- **Exercise requirements**:
Copy all lines in which the word "design" can be found.

○ ○ ○ ○ ○ ○ ○

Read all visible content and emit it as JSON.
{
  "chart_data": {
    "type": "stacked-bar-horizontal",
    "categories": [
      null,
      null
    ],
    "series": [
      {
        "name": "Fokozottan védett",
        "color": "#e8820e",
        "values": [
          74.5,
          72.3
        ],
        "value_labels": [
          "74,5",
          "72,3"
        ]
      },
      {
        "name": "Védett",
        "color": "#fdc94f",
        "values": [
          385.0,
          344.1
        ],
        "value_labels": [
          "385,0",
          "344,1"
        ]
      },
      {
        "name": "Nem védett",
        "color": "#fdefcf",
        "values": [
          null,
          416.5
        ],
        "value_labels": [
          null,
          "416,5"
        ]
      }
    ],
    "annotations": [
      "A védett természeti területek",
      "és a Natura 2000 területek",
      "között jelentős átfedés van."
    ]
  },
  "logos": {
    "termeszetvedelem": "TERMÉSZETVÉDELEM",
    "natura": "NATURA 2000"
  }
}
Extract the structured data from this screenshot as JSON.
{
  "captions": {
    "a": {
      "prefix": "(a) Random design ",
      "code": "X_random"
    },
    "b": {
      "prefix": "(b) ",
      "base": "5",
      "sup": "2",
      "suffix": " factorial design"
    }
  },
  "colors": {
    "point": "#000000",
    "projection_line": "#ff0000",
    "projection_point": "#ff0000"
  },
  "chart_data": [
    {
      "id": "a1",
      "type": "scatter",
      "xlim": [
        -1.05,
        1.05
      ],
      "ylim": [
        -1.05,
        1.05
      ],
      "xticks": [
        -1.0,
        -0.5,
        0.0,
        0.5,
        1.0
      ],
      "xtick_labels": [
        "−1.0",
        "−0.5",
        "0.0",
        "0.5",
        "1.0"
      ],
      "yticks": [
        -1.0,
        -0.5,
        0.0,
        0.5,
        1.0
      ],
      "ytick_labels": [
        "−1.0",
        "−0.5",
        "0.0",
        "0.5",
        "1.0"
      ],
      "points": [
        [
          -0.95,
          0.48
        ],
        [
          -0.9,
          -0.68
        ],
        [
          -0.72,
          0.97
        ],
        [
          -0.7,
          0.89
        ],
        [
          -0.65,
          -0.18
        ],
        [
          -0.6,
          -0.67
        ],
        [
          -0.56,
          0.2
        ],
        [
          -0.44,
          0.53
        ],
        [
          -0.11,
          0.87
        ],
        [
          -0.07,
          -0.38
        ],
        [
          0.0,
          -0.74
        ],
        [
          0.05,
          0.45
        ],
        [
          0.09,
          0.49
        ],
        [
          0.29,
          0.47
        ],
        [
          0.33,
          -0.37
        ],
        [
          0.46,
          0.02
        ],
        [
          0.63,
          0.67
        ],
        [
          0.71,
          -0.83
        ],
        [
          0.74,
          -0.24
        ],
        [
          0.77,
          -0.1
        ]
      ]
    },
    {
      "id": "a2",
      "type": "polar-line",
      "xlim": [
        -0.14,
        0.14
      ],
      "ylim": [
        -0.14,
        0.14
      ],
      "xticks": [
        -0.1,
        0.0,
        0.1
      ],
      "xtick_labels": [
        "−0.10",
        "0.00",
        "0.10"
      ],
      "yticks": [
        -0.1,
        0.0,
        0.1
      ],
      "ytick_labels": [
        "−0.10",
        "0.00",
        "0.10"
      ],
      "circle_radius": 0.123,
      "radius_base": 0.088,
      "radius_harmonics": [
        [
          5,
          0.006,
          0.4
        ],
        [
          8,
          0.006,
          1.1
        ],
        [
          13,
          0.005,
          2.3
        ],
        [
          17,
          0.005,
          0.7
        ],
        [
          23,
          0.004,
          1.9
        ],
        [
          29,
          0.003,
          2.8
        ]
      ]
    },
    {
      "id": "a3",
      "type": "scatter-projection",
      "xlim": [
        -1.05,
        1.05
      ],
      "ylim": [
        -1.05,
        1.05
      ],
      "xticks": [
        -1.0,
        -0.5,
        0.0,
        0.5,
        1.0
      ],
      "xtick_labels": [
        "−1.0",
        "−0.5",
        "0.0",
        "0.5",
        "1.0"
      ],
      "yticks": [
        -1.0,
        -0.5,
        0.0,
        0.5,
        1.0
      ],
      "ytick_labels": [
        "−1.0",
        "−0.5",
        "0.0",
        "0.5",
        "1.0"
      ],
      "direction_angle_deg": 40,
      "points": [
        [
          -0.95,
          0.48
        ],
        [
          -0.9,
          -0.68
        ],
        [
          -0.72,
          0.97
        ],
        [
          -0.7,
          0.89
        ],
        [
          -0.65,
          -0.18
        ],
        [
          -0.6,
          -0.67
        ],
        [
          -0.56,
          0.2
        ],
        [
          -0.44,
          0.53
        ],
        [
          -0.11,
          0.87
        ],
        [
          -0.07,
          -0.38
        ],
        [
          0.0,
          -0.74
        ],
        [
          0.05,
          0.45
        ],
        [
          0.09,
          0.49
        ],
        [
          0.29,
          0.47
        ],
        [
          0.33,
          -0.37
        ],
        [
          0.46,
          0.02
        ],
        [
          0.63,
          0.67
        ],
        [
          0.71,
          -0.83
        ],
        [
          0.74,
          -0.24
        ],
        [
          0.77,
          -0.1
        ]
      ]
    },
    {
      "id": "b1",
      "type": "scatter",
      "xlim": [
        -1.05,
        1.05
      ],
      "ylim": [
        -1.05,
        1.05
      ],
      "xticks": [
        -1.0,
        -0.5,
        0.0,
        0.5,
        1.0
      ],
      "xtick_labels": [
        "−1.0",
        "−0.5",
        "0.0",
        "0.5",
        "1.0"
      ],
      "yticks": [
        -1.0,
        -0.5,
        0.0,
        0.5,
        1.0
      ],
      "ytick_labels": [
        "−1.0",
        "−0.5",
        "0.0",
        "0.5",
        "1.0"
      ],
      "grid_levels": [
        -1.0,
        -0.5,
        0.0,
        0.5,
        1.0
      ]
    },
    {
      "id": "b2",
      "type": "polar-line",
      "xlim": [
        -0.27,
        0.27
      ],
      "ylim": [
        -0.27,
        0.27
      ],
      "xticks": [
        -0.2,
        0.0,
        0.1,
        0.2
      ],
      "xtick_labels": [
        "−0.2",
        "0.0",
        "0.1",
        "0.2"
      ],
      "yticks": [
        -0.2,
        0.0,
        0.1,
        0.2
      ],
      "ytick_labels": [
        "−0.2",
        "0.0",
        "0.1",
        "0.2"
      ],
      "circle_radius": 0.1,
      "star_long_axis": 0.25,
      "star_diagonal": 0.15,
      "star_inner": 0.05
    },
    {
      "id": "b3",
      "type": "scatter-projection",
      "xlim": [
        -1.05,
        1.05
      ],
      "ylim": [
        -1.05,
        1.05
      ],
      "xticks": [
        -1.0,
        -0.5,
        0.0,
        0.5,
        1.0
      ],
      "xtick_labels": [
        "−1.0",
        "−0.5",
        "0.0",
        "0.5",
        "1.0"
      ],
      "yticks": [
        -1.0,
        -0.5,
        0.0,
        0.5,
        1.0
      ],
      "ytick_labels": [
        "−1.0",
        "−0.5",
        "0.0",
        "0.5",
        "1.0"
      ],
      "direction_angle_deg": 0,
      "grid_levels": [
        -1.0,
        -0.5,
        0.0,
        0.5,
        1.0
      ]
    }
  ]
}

○ ○ ○ ○ ○ ○ ○

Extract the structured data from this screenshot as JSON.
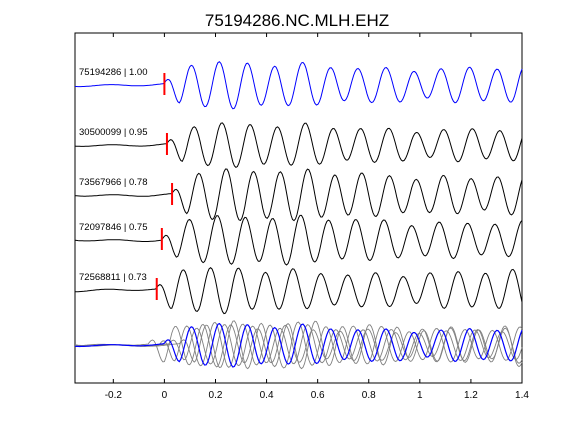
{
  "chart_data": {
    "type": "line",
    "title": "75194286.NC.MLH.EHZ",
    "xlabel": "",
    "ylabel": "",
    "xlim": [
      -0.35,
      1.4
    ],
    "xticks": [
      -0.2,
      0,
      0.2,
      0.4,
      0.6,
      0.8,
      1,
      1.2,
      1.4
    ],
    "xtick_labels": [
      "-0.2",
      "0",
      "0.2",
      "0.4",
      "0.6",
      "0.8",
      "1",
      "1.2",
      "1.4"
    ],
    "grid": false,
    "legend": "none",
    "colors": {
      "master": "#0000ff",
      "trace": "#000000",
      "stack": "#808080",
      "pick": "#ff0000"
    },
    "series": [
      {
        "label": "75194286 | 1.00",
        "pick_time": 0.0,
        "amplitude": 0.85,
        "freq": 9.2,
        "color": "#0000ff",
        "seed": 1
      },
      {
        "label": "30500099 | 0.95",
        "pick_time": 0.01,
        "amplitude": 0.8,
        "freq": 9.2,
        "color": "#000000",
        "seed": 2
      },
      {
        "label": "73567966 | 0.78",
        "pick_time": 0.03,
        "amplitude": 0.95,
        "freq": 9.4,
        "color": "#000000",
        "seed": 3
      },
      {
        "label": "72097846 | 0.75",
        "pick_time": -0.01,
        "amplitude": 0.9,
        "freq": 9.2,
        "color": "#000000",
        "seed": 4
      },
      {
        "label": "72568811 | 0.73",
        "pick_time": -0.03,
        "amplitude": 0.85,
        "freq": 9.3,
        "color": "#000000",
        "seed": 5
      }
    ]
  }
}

○ ○ ○ ○ ○ ○ ○

- **Correct output**:
      "prefix": "(a) Random design ",
      "suffix": " factorial design"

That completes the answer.